→ DATA TO PROCESS
· · ·
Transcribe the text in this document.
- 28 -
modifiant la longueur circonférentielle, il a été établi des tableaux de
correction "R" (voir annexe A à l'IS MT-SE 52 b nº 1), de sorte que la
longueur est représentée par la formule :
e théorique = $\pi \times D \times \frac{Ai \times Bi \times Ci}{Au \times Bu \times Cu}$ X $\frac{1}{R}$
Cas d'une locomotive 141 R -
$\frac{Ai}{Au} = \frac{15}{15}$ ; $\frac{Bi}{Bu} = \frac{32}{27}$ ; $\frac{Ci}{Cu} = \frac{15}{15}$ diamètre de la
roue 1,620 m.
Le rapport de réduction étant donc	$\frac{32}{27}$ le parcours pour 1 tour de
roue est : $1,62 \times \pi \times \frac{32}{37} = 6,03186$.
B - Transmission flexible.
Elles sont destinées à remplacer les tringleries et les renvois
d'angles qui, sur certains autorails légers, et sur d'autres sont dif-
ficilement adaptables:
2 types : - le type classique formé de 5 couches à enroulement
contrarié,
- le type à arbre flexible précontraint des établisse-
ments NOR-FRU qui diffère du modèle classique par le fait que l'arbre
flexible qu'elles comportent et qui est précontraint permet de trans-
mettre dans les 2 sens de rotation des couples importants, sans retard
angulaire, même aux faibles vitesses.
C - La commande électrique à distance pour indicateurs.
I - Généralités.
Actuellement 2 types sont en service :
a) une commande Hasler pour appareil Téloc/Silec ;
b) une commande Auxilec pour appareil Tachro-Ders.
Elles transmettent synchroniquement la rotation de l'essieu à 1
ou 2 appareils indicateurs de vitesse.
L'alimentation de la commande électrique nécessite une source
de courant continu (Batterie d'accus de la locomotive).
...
· · ·
→ WHAT YOU ARE ASKED TO DO
Which lines include the word "électrique"? Copy every one of them.

→ REPLY
C - La commande électrique à distance pour indicateurs.
L'alimentation de la commande électrique nécessite une source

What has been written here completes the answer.